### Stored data
---

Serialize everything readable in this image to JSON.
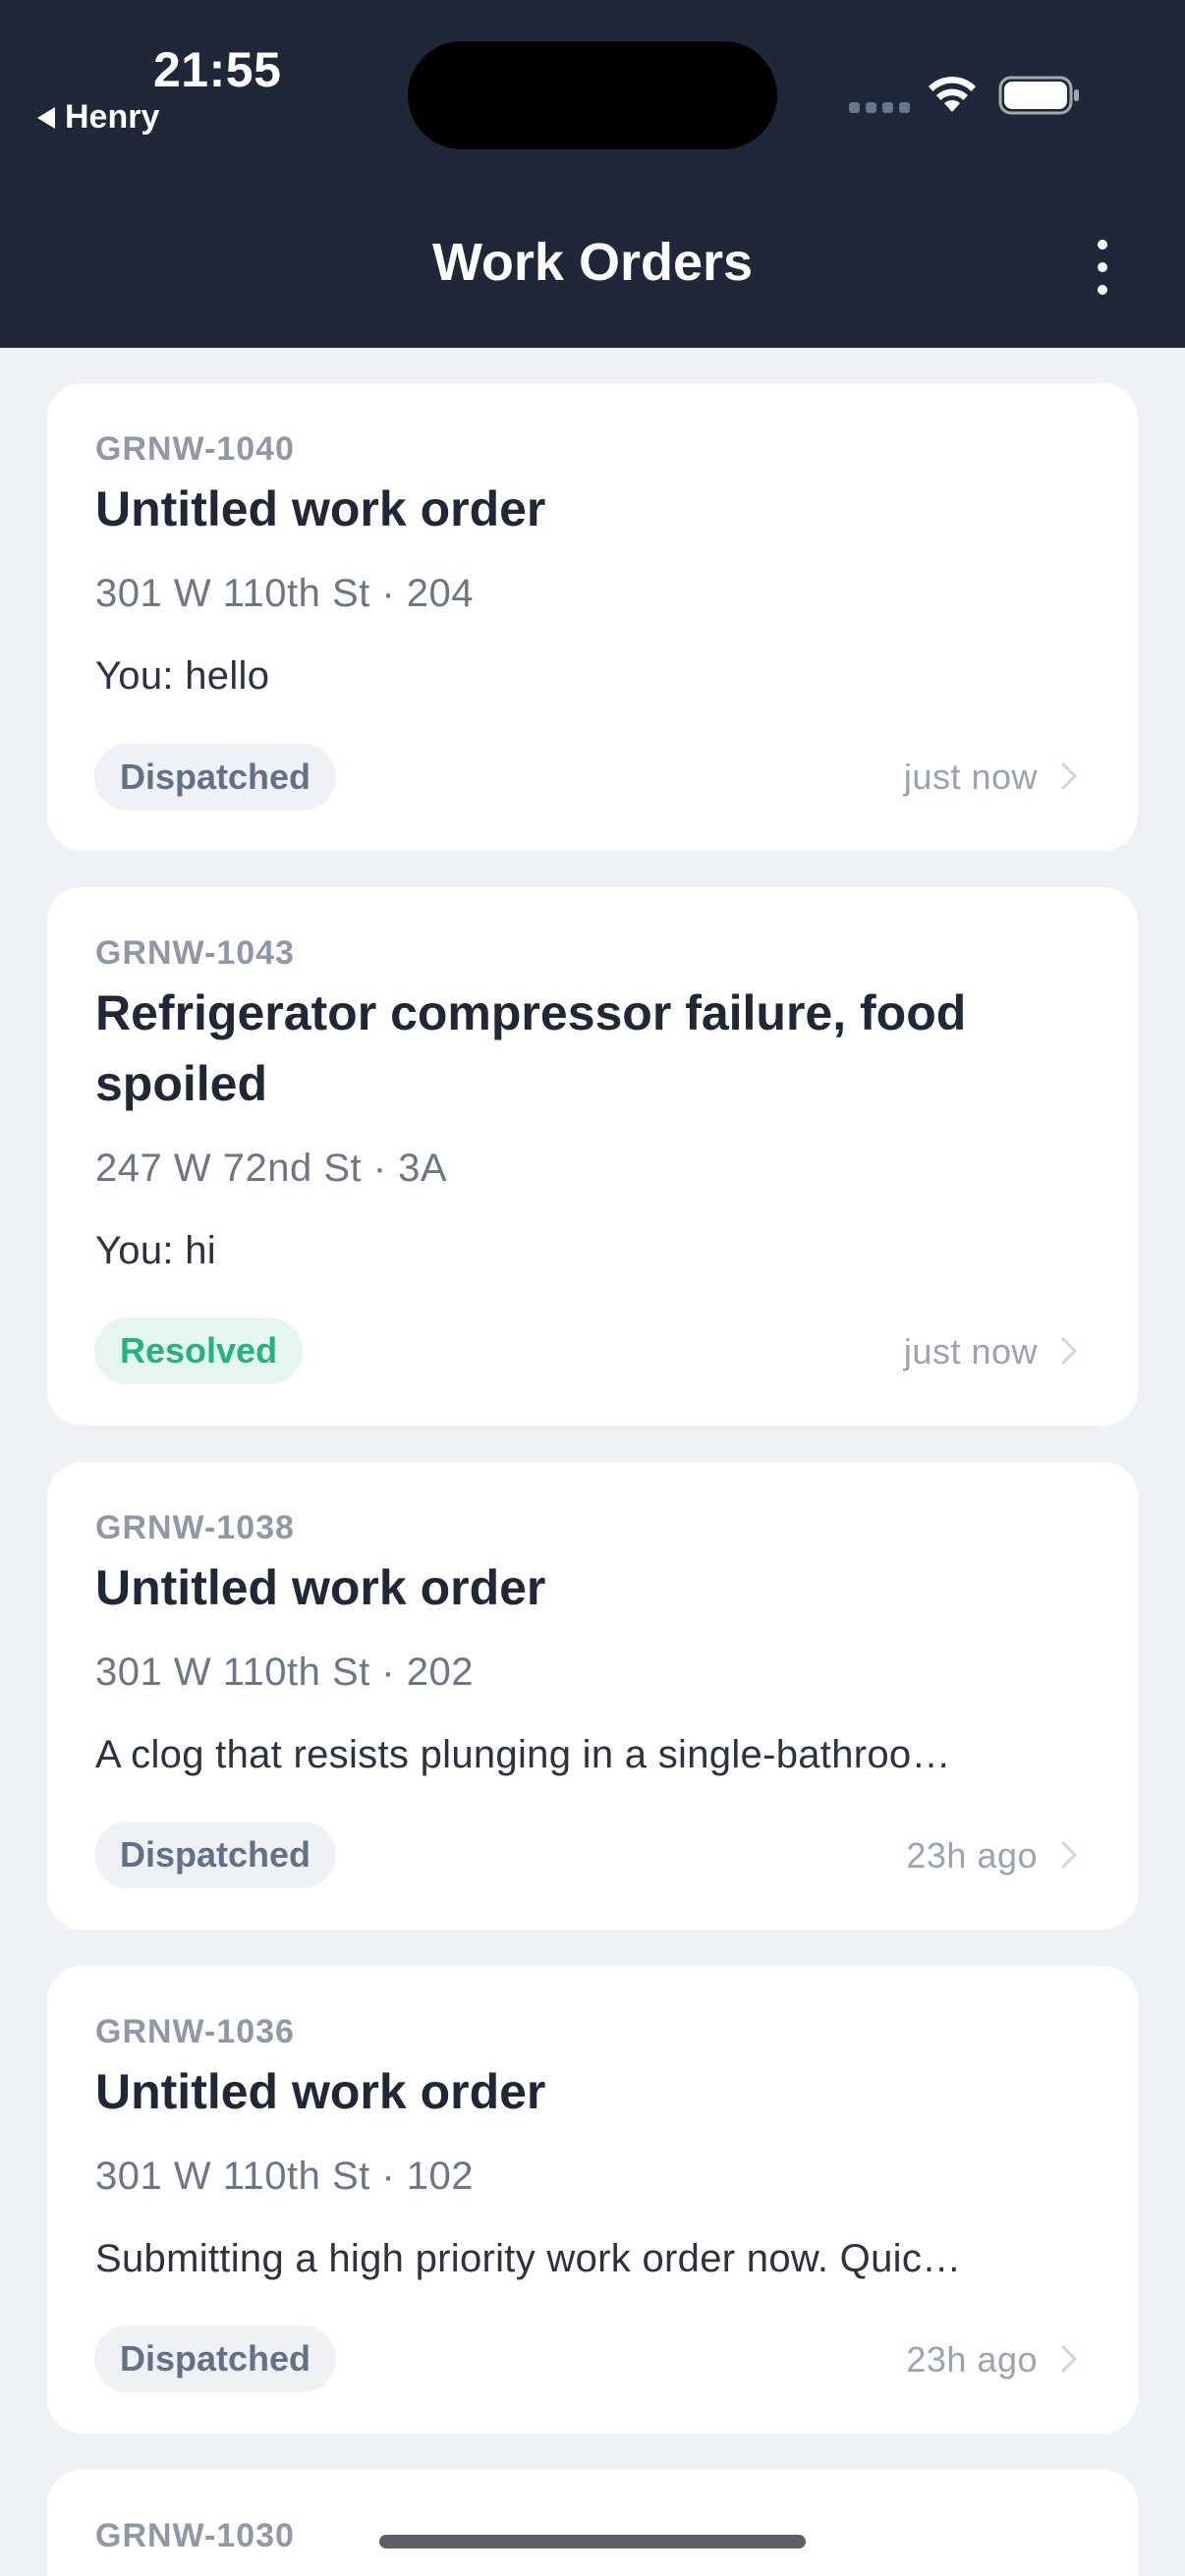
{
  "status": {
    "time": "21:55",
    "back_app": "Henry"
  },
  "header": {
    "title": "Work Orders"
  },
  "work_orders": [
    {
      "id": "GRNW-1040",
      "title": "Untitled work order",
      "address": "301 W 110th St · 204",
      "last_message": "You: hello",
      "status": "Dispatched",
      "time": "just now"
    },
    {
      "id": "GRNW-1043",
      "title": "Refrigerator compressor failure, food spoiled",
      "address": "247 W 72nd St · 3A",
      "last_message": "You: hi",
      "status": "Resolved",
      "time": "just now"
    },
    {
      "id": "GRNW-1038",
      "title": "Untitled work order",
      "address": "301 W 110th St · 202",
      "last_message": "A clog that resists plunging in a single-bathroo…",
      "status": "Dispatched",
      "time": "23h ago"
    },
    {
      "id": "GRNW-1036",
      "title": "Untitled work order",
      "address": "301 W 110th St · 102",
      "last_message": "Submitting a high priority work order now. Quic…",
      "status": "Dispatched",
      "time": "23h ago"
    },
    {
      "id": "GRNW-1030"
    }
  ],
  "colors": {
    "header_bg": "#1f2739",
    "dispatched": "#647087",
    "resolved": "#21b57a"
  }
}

---

### Requirements
Take the entries shown above and quote them verbatim, passing over the pictures.

### Correct output
Serialize everything readable in this image to JSON.
{
  "status": {
    "time": "21:55",
    "back_app": "Henry"
  },
  "header": {
    "title": "Work Orders"
  },
  "work_orders": [
    {
      "id": "GRNW-1040",
      "title": "Untitled work order",
      "address": "301 W 110th St · 204",
      "last_message": "You: hello",
      "status": "Dispatched",
      "time": "just now"
    },
    {
      "id": "GRNW-1043",
      "title": "Refrigerator compressor failure, food spoiled",
      "address": "247 W 72nd St · 3A",
      "last_message": "You: hi",
      "status": "Resolved",
      "time": "just now"
    },
    {
      "id": "GRNW-1038",
      "title": "Untitled work order",
      "address": "301 W 110th St · 202",
      "last_message": "A clog that resists plunging in a single-bathroo…",
      "status": "Dispatched",
      "time": "23h ago"
    },
    {
      "id": "GRNW-1036",
      "title": "Untitled work order",
      "address": "301 W 110th St · 102",
      "last_message": "Submitting a high priority work order now. Quic…",
      "status": "Dispatched",
      "time": "23h ago"
    },
    {
      "id": "GRNW-1030"
    }
  ],
  "colors": {
    "header_bg": "#1f2739",
    "dispatched": "#647087",
    "resolved": "#21b57a"
  }
}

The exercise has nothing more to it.